**EXERCISE BRIEF:** Collect every line that includes the string "toutes".

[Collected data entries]
---*---
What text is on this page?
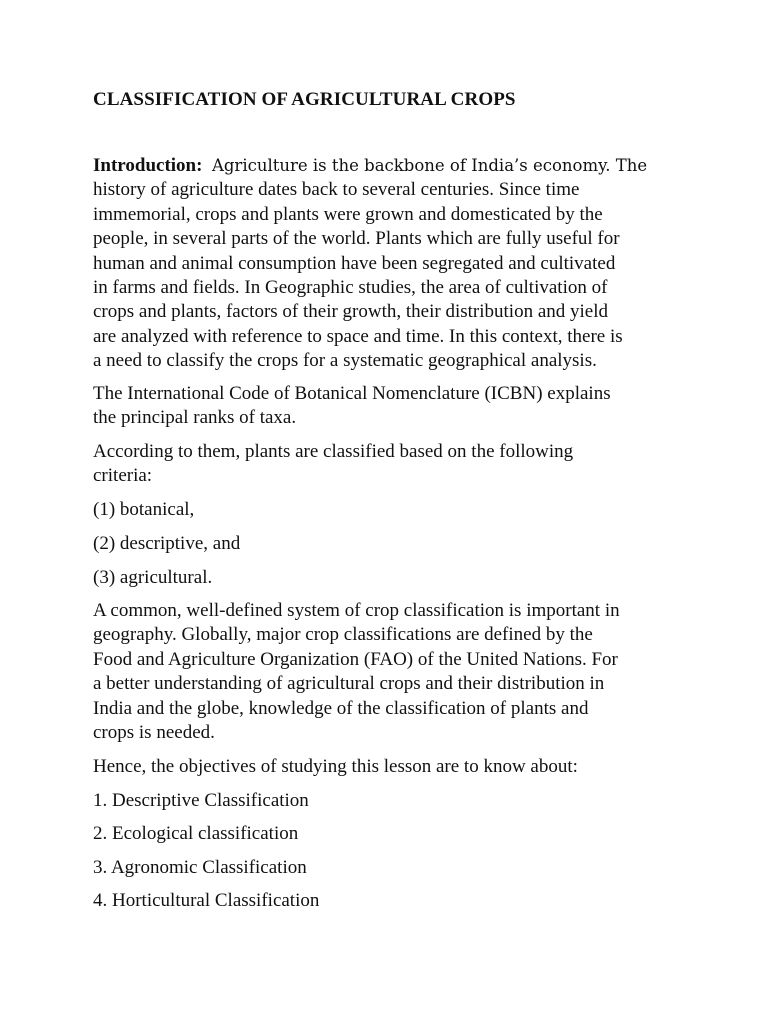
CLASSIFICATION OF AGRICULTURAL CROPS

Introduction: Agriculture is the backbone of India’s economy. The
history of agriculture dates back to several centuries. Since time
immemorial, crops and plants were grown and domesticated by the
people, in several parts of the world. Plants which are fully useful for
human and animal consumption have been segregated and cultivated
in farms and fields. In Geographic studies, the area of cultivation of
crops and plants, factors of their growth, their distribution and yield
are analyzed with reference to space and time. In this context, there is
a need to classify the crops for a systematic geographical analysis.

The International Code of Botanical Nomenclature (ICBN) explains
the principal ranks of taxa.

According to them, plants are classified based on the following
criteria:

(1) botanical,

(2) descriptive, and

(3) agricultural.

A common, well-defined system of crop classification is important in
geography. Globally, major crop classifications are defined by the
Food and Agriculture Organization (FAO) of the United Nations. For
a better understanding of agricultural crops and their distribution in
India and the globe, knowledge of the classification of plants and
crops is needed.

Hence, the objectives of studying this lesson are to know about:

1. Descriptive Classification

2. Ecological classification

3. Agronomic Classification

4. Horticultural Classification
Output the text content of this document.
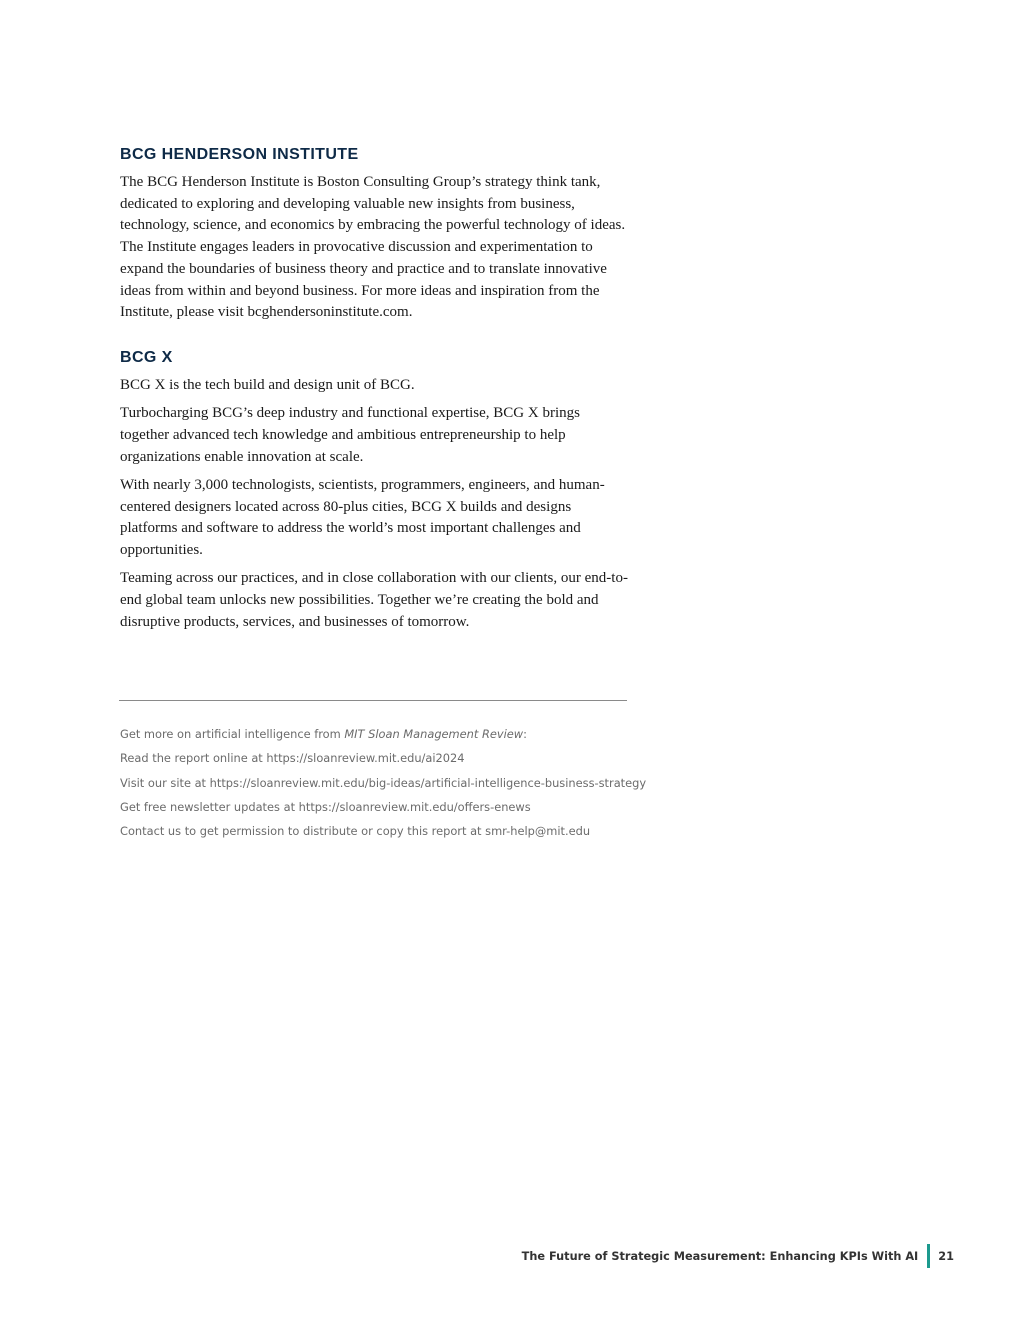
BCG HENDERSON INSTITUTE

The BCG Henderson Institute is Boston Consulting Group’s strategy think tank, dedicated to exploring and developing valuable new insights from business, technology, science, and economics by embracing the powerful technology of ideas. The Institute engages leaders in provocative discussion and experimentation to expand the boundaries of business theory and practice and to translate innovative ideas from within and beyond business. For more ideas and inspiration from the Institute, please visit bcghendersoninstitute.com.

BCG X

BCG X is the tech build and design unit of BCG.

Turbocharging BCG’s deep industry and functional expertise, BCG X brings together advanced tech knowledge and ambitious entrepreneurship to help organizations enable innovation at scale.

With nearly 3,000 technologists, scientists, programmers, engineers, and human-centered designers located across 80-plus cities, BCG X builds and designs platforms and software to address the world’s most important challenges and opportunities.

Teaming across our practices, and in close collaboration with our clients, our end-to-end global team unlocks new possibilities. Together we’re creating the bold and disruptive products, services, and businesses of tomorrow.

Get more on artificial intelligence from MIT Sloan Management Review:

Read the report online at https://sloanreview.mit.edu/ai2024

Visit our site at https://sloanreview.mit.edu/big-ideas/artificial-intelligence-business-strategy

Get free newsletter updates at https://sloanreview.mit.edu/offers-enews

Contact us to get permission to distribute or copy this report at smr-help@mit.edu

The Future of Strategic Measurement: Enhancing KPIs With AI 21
---*---
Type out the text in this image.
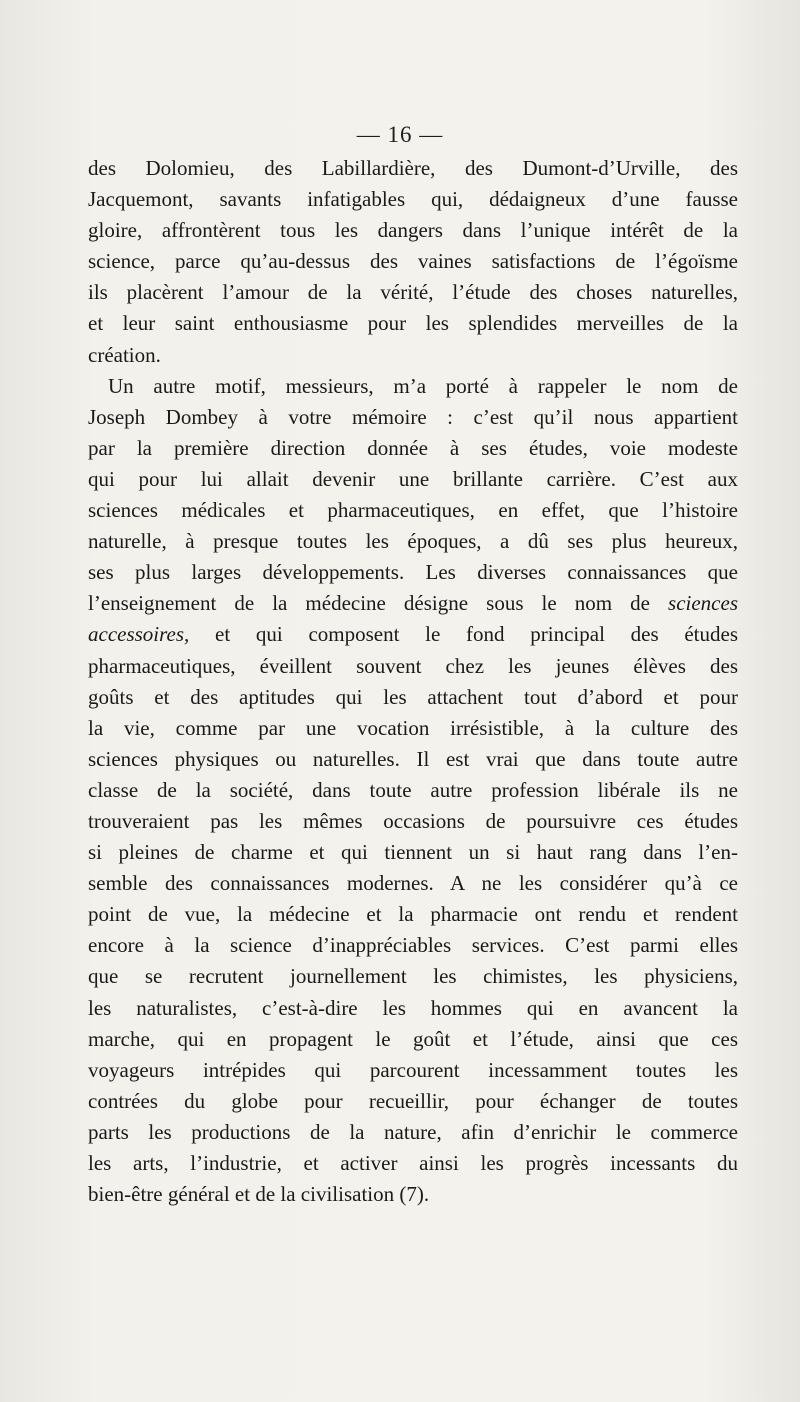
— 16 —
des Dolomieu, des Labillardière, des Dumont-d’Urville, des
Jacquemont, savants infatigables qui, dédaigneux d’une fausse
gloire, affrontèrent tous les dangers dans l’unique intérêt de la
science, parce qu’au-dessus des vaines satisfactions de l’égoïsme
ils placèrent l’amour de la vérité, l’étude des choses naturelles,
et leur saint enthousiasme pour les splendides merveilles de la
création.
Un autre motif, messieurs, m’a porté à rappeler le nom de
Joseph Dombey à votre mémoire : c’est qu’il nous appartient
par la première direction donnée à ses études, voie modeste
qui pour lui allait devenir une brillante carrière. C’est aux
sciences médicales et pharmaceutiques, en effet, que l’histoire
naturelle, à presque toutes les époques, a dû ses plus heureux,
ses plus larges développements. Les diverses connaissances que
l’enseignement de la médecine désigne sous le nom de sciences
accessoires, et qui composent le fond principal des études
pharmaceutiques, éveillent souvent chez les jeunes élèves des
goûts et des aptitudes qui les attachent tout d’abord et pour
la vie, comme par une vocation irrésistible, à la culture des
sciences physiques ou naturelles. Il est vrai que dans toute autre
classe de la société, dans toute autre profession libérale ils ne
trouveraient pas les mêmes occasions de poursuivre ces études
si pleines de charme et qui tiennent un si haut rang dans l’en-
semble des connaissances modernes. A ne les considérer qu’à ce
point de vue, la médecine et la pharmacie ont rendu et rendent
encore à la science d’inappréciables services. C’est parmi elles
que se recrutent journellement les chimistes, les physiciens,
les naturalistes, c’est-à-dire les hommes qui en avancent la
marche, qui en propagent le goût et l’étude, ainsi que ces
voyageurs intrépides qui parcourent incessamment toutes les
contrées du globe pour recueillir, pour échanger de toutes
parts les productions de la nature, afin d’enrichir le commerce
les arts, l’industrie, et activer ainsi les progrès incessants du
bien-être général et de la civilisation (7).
---*---
**WRITTEN SOLUTION:**
naturelle, à presque toutes les époques, a dû ses plus heureux,
voyageurs intrépides qui parcourent incessamment toutes les
contrées du globe pour recueillir, pour échanger de toutes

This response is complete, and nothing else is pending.